| TASK DETAILS |
Look through the material below. Copy each line that contains the string "全球力量".

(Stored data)
□ □ □ □
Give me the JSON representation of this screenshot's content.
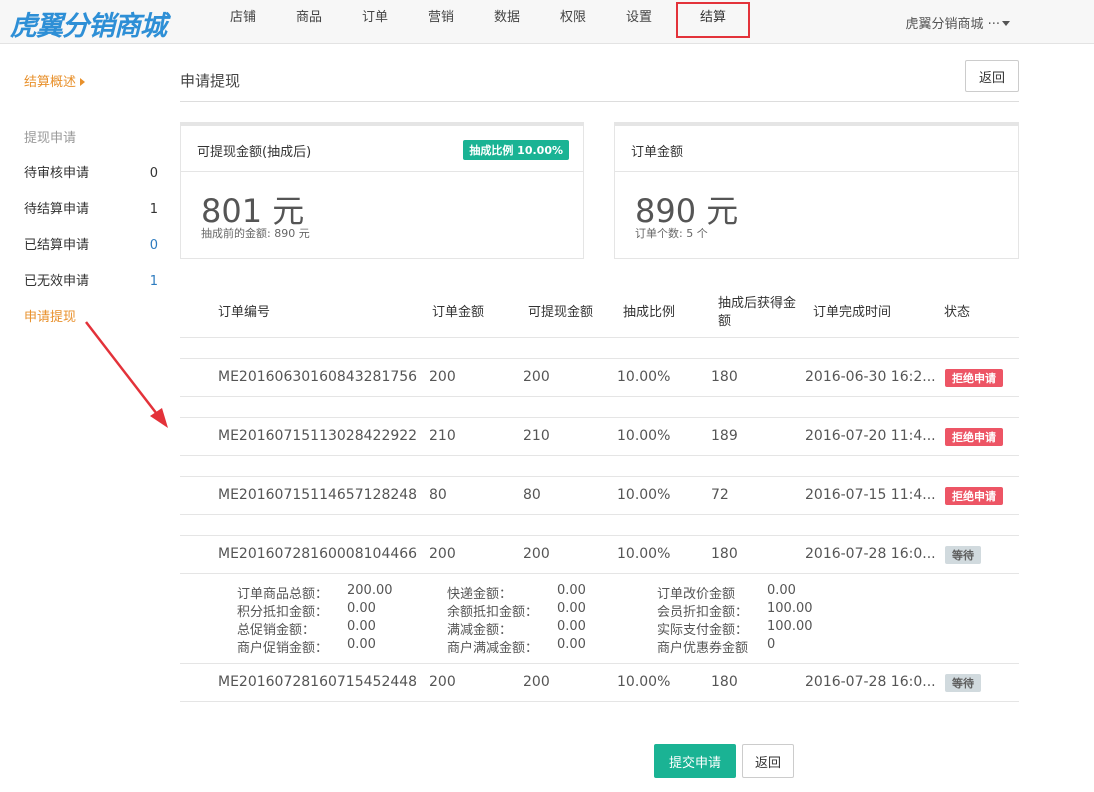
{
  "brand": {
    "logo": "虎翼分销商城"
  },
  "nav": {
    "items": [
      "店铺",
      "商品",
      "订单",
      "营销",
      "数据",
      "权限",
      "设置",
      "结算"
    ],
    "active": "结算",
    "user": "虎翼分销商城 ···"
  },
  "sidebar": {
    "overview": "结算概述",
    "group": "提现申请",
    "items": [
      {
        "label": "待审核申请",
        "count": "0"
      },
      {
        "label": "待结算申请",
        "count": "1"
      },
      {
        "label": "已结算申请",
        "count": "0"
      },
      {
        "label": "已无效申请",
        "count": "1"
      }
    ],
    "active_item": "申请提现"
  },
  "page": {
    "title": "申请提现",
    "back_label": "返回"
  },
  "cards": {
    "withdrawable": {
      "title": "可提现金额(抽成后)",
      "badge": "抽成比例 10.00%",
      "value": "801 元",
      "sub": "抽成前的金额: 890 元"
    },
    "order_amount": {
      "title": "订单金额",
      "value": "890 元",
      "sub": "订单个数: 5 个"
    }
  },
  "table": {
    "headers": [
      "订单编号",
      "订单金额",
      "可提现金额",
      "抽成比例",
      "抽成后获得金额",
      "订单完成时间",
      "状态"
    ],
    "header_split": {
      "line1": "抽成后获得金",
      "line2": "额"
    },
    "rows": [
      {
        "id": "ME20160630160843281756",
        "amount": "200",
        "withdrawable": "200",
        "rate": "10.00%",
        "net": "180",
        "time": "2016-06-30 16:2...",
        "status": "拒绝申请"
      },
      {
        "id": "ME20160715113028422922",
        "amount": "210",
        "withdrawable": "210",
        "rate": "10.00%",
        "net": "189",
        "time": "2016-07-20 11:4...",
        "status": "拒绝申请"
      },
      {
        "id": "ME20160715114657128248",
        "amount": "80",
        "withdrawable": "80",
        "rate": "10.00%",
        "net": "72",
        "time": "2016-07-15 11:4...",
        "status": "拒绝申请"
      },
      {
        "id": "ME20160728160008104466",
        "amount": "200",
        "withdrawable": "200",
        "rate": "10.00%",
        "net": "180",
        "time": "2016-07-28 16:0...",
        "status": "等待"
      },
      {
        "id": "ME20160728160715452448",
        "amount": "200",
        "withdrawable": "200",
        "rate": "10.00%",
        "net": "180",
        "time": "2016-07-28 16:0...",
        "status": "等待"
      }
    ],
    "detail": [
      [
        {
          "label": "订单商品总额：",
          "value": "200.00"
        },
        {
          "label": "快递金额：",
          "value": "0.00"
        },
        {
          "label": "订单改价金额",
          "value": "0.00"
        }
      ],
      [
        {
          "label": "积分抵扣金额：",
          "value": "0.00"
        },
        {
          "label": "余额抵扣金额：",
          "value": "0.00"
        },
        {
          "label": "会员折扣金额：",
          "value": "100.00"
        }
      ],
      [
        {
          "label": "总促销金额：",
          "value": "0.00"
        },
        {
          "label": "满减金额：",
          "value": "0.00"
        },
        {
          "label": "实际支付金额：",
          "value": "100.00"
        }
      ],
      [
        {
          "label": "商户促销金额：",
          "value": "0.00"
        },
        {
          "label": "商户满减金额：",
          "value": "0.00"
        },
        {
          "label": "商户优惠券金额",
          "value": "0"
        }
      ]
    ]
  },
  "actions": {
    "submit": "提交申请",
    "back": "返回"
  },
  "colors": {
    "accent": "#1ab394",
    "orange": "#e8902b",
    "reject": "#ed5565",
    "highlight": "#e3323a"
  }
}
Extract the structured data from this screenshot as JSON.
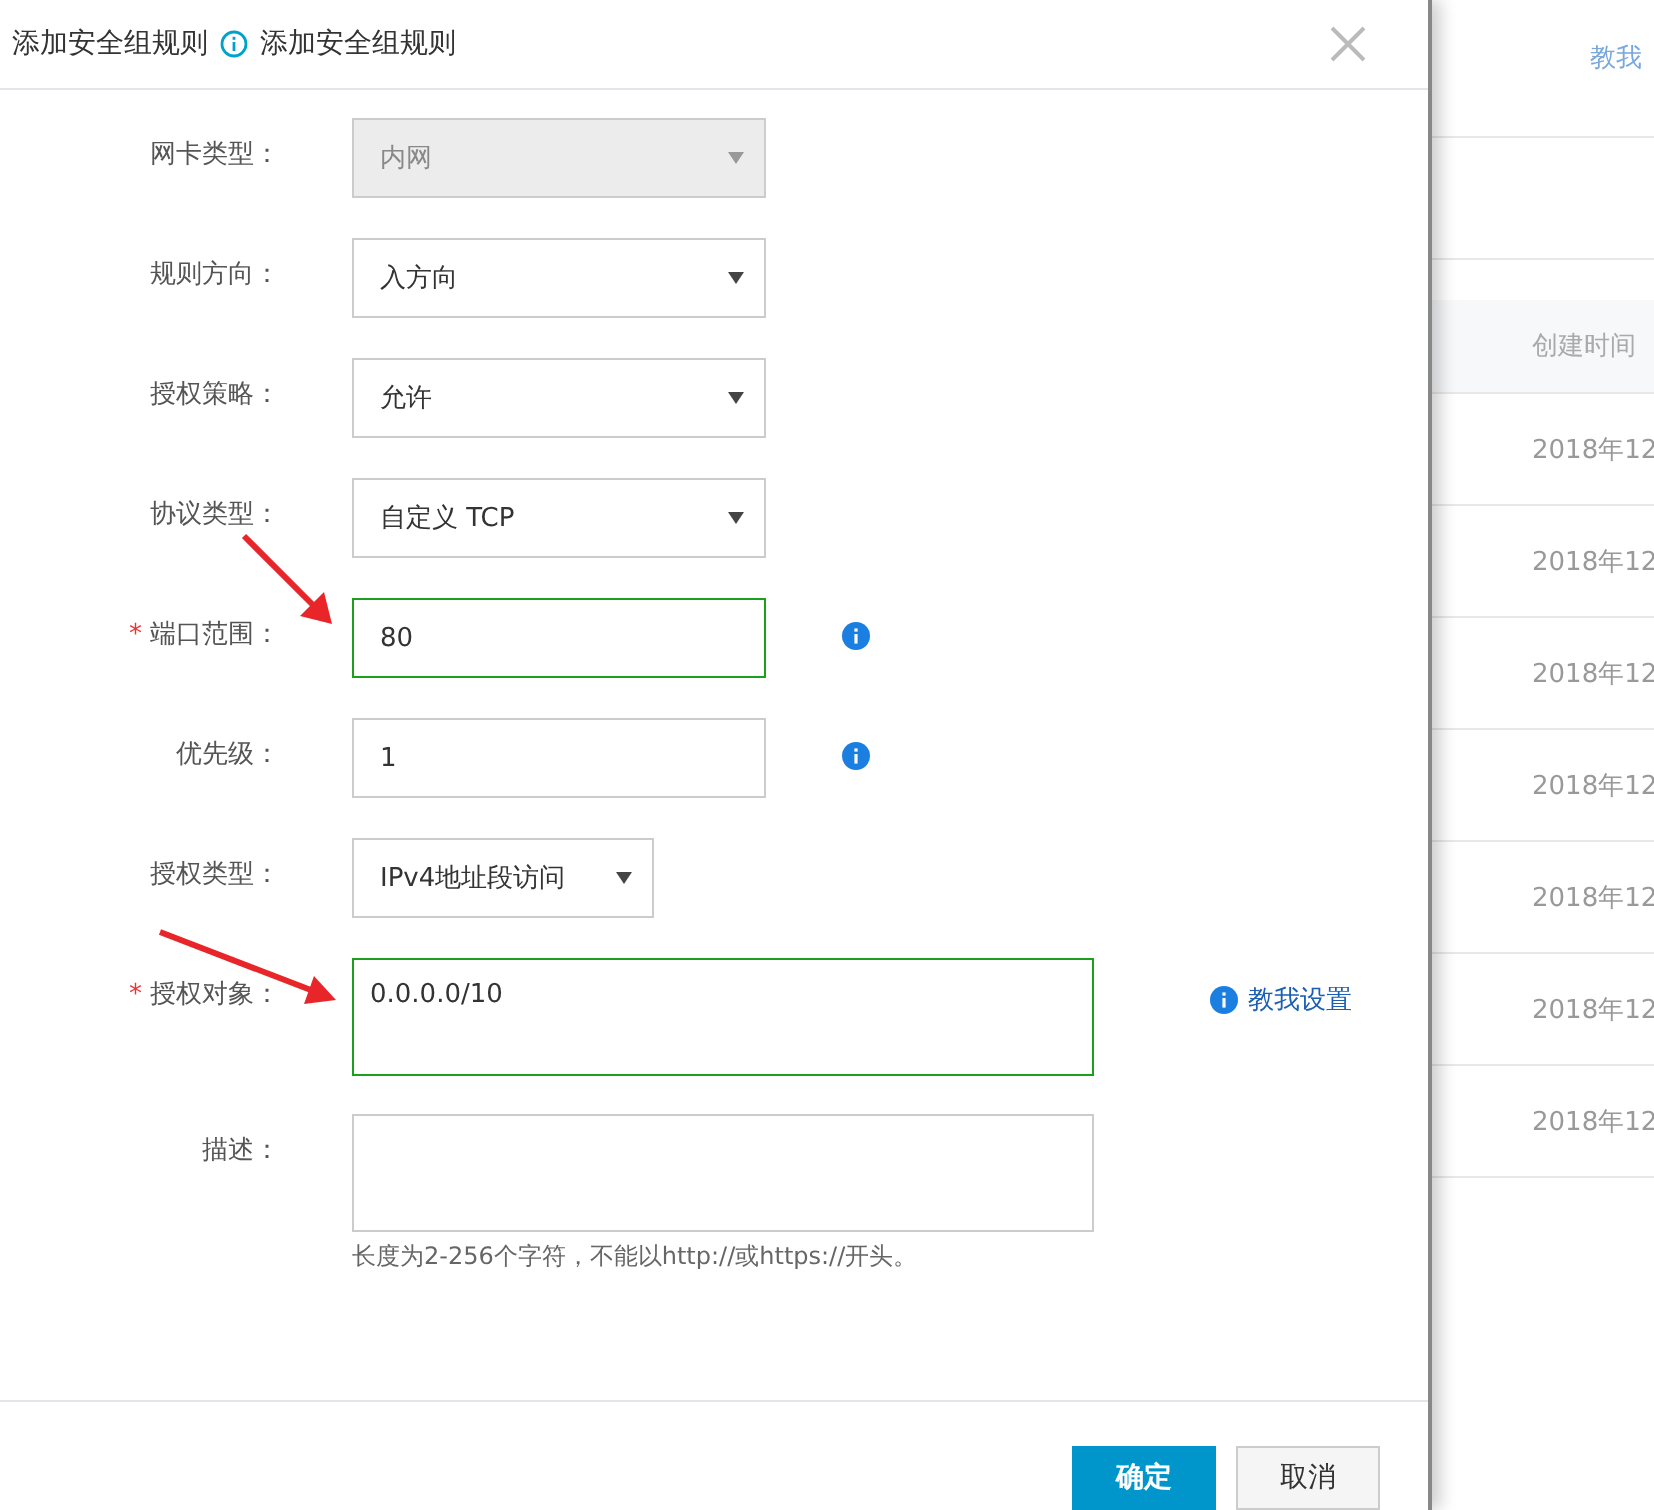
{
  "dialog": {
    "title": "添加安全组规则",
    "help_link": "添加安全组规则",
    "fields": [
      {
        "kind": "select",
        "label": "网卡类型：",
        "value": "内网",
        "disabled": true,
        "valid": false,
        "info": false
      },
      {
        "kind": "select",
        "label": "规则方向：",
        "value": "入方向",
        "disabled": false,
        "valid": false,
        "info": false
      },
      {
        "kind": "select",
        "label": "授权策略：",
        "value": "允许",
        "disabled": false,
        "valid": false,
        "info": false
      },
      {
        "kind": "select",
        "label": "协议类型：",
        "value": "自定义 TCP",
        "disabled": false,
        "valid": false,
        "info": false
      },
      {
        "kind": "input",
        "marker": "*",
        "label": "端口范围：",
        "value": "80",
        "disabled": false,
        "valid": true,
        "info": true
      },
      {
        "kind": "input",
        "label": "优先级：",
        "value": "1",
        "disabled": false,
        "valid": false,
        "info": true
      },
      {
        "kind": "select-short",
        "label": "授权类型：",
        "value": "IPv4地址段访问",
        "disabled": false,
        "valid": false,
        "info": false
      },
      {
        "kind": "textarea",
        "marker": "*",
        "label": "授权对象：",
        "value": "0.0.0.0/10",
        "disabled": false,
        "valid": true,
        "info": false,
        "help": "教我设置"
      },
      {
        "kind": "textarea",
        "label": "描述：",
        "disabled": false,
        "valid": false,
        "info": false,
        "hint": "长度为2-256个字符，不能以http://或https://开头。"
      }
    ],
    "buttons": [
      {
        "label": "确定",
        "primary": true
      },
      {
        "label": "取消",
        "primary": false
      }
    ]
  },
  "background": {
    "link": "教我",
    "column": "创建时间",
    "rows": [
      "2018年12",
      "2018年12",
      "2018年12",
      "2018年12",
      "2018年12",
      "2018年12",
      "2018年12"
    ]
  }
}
□ □ □ □
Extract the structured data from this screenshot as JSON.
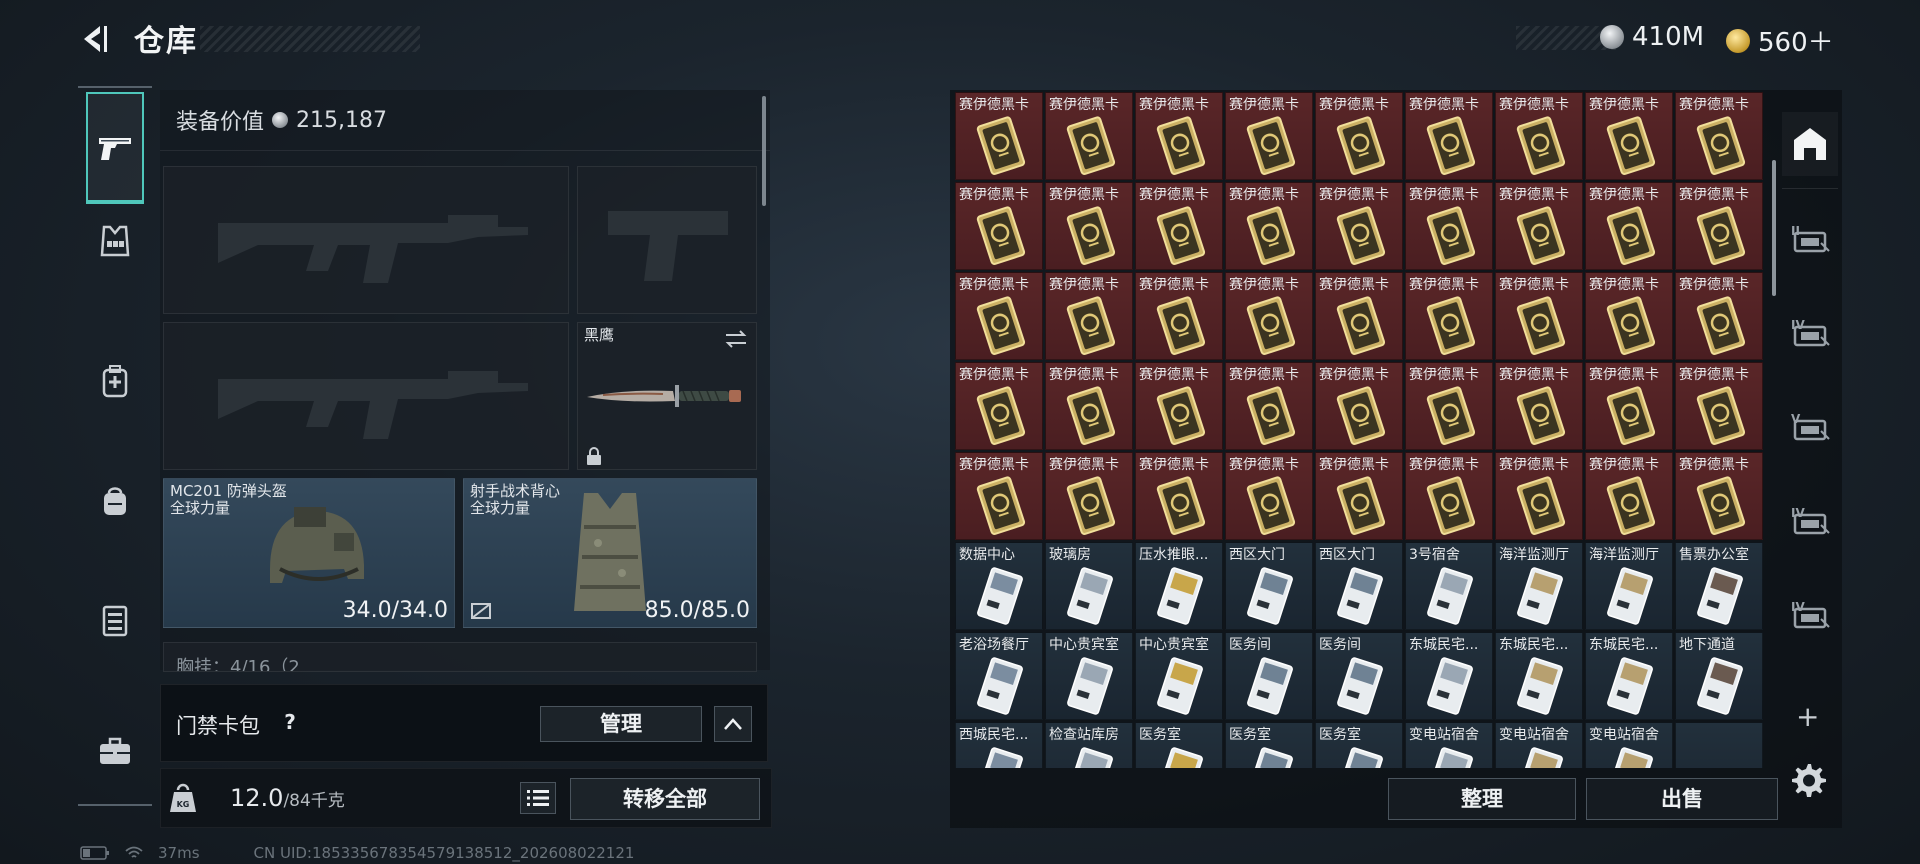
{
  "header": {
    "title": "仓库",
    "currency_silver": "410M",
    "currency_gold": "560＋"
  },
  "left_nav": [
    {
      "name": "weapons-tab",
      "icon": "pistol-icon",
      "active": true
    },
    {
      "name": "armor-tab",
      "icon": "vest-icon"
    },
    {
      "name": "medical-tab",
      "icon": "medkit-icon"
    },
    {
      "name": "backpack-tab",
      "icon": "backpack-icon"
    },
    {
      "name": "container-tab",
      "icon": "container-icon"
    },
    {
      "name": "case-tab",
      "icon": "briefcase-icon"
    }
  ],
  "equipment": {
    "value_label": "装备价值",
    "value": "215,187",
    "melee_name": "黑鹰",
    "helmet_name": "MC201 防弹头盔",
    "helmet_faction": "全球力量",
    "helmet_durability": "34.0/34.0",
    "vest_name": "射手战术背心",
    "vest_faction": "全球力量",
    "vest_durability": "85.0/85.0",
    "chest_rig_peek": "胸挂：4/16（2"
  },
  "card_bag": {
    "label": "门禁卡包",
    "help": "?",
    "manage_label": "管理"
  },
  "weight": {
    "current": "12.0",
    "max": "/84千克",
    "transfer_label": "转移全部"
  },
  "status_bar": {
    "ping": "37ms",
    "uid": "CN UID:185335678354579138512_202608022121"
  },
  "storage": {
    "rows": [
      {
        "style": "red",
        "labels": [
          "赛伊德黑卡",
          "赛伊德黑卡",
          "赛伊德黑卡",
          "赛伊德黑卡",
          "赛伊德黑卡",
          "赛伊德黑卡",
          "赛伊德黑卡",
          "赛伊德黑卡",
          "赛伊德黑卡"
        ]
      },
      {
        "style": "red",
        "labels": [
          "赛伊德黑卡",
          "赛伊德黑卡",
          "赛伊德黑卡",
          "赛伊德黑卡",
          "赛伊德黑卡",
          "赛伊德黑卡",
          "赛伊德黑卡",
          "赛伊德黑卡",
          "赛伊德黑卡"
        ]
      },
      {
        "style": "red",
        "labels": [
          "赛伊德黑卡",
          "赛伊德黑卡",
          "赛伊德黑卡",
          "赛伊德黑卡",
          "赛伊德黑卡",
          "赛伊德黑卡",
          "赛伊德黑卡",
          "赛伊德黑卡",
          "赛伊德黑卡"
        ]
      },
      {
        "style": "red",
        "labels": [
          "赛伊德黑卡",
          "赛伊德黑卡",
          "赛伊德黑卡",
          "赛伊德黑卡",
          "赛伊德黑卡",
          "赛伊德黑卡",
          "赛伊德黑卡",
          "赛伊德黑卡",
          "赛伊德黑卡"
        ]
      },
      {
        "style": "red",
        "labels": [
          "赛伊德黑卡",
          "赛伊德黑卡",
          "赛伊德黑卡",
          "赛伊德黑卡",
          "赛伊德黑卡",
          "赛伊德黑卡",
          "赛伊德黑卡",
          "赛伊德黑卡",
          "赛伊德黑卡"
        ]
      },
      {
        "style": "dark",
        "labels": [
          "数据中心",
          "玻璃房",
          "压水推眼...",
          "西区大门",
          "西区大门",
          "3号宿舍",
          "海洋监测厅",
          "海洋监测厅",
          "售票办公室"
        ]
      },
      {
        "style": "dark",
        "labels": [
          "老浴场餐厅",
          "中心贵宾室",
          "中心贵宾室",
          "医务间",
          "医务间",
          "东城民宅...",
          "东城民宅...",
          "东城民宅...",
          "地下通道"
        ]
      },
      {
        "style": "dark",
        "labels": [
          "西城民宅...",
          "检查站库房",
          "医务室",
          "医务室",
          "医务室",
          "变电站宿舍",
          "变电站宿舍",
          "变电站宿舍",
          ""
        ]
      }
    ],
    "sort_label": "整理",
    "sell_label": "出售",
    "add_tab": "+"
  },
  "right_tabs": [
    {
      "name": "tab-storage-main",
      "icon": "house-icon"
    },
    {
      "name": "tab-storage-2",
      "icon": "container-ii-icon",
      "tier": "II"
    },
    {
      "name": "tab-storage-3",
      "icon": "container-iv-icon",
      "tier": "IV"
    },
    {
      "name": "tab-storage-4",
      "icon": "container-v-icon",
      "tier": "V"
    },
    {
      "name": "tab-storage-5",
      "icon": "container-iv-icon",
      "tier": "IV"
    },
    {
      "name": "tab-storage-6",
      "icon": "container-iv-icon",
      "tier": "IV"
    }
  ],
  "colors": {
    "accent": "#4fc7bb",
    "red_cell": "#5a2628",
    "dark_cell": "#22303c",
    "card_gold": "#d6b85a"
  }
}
□ □ □ □
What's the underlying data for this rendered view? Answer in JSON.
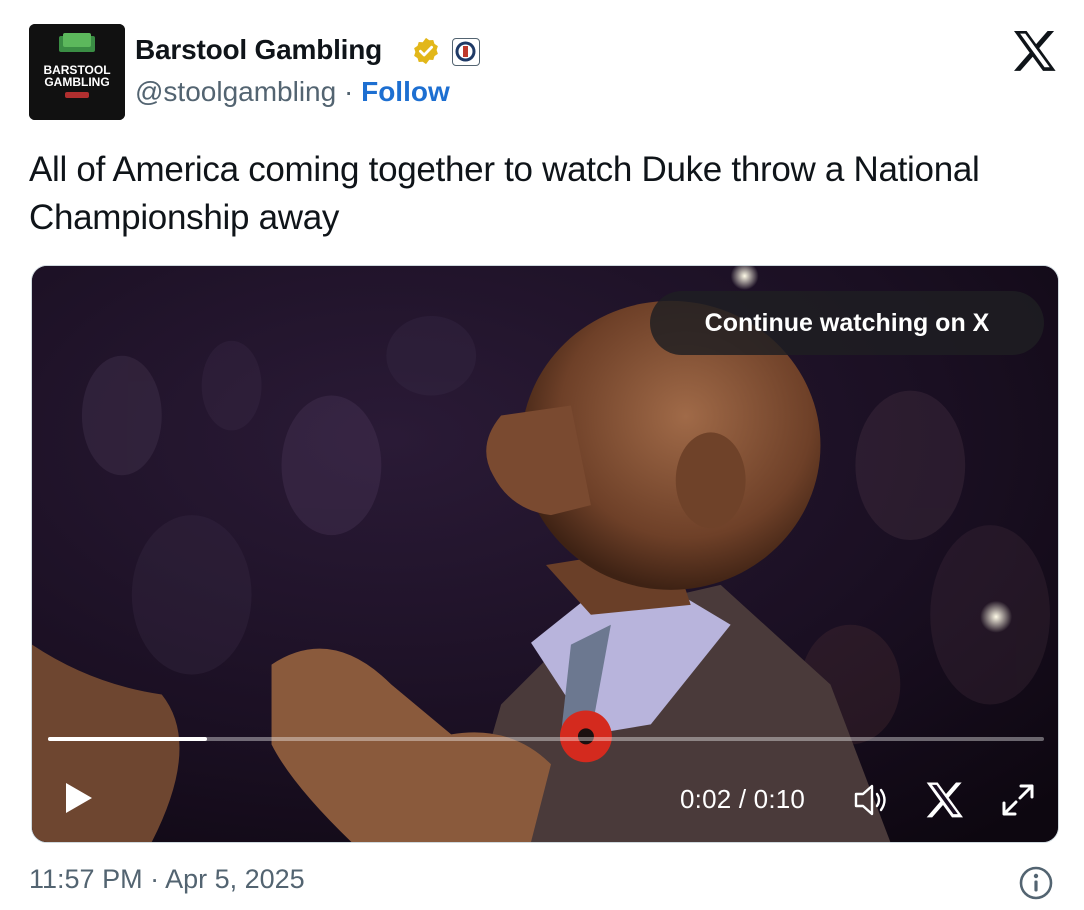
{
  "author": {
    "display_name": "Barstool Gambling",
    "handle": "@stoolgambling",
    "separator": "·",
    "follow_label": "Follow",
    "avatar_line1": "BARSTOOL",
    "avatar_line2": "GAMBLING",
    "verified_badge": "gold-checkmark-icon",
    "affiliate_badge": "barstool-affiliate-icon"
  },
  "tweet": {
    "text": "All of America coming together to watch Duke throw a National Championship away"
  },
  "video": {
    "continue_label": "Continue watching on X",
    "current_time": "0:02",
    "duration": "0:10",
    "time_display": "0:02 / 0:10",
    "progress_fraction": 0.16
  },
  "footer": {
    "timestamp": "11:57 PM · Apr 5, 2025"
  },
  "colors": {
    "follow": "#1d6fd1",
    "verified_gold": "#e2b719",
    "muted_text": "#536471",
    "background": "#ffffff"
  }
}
□ □ □ □
| ANSWER TO THE EXERCISE |
    "helmet_faction": "全球力量",
    "vest_faction": "全球力量",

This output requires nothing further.